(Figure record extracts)
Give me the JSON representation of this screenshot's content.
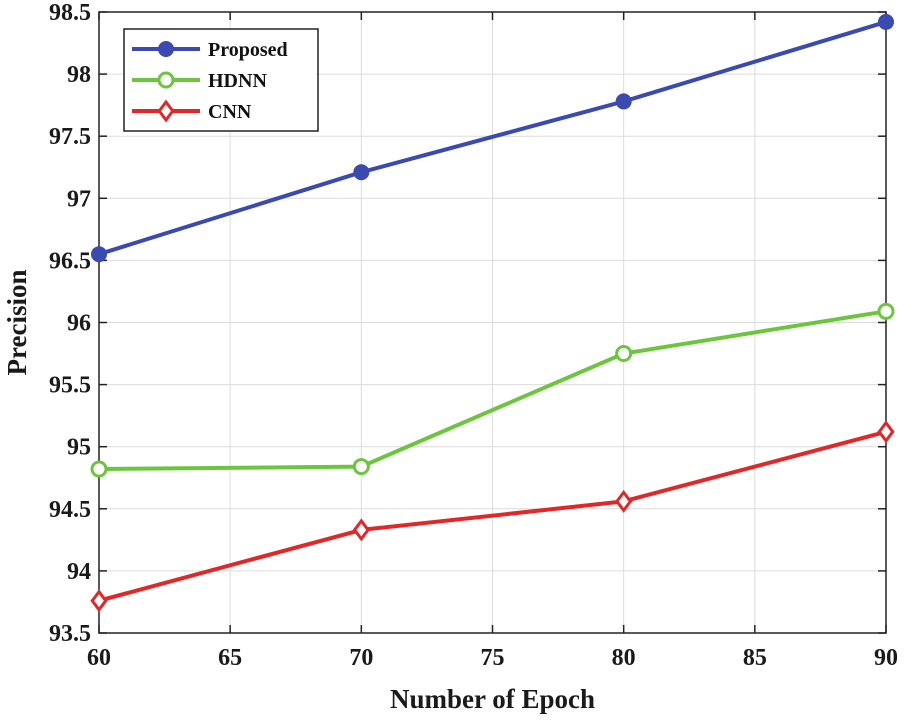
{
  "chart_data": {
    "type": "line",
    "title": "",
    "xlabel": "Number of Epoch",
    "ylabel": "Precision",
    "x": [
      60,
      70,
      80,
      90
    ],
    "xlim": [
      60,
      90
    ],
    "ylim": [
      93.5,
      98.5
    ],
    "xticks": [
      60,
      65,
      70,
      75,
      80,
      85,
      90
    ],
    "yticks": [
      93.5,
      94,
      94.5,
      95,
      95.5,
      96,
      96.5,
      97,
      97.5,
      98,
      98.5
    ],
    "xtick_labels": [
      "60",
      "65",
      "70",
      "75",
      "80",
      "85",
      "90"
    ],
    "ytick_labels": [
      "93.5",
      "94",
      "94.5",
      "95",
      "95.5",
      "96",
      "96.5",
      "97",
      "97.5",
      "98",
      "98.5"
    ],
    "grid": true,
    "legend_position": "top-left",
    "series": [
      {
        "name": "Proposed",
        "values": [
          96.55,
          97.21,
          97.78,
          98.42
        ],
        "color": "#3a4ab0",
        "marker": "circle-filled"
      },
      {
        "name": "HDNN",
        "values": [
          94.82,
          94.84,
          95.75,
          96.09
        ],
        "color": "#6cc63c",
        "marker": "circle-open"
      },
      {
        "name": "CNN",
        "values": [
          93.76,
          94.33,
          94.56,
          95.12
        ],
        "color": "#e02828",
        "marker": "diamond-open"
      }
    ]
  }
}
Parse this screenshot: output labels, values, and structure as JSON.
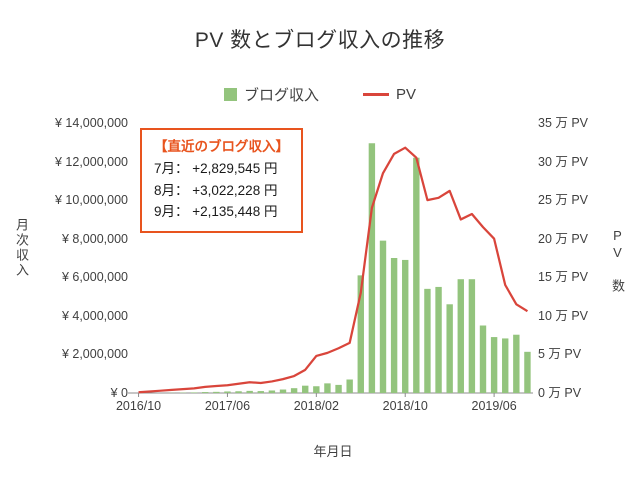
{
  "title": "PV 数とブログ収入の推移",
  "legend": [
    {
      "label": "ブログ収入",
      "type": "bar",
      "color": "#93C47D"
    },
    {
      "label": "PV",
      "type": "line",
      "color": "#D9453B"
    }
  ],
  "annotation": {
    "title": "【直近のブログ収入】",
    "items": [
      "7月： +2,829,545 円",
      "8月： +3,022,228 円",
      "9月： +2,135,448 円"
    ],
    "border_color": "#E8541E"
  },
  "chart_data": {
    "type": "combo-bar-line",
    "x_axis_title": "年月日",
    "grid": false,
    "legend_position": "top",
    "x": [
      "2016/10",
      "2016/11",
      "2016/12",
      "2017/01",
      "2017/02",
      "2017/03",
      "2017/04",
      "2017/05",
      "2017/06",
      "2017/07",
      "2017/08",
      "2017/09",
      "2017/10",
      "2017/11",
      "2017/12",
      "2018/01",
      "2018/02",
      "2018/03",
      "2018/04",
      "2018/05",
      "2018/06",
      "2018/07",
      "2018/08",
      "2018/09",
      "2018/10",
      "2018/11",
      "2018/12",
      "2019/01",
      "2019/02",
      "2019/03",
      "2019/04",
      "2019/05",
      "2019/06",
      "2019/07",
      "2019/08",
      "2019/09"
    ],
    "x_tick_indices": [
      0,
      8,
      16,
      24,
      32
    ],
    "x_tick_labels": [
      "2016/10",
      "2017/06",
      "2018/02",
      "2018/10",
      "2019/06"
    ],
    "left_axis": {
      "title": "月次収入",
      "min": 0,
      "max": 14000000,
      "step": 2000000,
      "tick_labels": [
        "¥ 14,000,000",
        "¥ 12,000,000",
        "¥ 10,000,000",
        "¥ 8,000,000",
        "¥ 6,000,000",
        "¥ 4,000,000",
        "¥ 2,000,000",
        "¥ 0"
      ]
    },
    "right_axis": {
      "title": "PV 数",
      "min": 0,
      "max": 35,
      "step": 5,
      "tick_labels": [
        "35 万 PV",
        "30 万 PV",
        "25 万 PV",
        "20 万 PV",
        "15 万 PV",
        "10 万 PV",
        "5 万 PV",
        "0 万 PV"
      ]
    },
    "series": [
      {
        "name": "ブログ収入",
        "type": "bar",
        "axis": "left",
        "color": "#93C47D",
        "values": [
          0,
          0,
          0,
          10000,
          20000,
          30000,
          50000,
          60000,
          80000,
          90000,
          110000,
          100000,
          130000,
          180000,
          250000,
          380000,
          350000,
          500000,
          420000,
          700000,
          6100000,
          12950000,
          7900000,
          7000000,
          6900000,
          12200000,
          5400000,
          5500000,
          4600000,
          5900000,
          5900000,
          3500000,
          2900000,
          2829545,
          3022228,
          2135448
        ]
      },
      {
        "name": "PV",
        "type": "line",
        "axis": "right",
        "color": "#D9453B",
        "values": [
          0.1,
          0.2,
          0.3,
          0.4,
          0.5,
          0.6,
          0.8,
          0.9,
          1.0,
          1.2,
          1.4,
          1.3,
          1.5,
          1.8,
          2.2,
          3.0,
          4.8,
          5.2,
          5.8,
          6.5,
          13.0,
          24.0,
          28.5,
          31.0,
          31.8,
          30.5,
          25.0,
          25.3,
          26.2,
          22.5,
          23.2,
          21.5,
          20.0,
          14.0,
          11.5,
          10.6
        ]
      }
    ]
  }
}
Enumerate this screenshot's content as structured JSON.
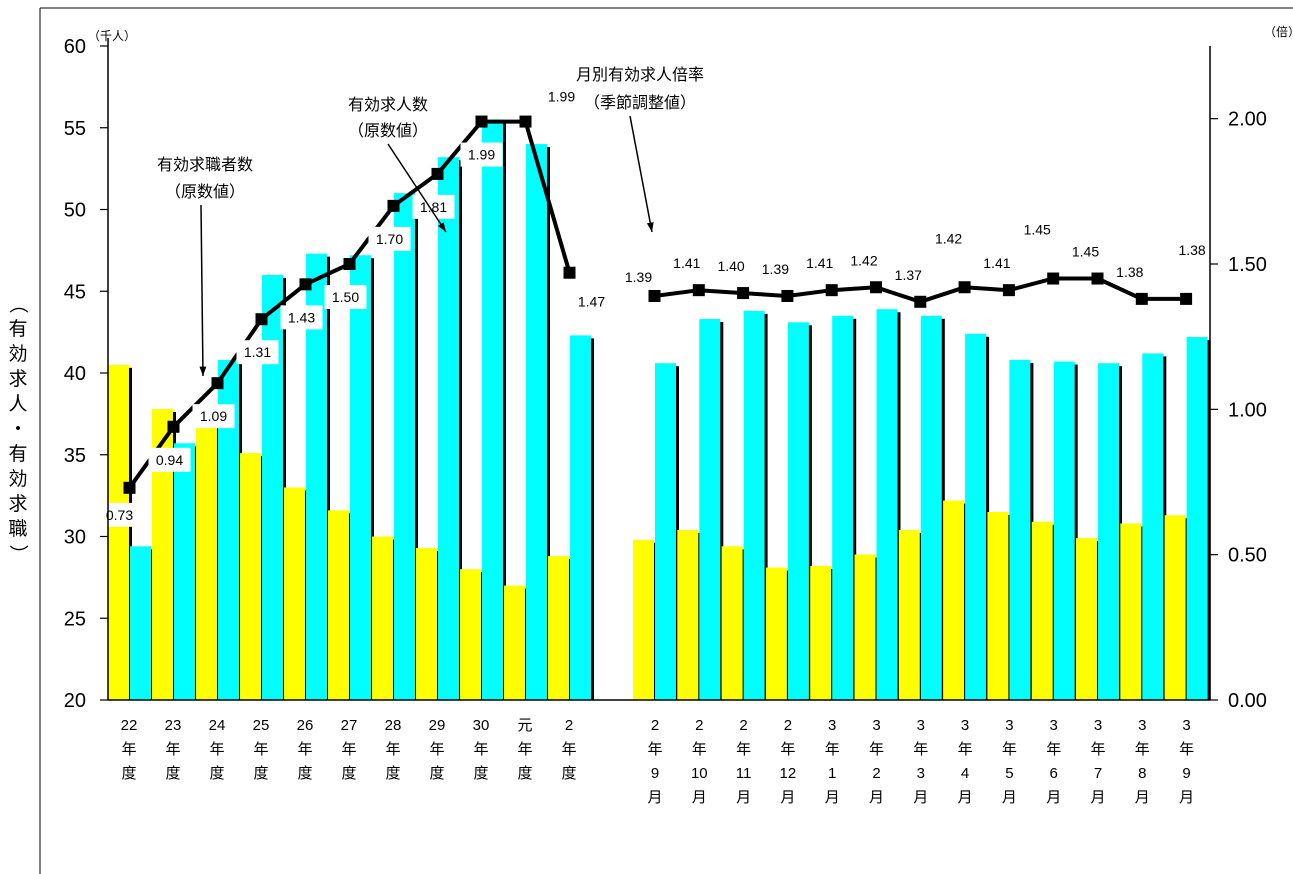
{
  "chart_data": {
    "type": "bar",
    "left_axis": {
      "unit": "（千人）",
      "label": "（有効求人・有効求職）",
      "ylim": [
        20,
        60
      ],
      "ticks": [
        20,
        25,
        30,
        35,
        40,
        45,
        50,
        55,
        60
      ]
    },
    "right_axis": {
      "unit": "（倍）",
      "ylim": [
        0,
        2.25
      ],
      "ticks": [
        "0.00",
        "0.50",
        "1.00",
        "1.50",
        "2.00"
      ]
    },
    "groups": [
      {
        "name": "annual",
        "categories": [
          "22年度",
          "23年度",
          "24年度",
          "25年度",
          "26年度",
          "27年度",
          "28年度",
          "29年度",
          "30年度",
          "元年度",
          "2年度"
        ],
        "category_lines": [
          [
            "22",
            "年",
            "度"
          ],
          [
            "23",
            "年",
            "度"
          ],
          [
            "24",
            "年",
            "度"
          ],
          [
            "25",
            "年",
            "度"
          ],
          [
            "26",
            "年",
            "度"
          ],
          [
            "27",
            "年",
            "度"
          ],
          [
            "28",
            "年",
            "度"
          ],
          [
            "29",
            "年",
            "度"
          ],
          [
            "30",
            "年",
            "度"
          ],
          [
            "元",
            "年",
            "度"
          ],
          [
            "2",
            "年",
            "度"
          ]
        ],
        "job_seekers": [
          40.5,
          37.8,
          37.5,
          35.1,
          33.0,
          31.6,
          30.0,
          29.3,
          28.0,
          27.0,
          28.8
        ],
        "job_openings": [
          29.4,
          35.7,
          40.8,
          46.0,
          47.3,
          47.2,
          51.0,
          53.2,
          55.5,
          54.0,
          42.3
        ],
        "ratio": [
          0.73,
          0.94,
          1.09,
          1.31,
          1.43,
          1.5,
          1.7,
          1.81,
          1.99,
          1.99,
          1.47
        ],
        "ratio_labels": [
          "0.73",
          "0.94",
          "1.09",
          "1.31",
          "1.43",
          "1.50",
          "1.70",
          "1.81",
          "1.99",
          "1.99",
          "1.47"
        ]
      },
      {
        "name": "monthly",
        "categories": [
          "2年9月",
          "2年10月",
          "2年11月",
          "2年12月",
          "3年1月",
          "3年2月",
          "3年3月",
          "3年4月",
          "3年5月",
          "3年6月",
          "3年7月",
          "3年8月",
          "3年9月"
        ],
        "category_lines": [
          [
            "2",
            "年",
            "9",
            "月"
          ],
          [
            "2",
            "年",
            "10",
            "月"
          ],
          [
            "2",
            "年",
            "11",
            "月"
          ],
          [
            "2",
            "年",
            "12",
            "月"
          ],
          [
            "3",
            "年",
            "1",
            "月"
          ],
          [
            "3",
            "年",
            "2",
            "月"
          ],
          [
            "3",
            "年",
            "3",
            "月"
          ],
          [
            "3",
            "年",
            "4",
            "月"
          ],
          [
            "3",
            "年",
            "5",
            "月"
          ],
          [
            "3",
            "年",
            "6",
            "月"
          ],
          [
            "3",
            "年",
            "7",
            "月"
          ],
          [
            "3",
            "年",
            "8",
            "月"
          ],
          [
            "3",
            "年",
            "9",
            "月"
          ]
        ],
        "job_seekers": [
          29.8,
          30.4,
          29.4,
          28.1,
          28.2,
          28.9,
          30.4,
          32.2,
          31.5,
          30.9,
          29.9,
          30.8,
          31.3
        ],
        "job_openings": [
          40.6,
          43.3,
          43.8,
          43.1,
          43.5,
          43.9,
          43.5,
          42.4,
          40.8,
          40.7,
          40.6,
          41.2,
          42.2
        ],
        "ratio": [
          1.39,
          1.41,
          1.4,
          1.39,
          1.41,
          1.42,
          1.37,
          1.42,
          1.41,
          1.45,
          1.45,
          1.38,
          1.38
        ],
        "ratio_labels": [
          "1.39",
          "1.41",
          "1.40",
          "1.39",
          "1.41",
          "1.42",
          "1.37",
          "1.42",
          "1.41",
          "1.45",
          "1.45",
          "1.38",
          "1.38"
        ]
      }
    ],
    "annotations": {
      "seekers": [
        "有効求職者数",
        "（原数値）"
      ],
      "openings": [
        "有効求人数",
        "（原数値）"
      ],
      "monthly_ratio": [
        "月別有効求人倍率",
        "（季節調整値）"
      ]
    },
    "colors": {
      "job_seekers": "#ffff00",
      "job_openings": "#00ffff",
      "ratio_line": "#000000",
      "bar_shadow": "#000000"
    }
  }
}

# Stated problem
Pull out all lines from the entries above in which the word "content" appears.

# Task response
Give me the JSON representation of this screenshot's content.
Enumerate this screenshot's content as structured JSON.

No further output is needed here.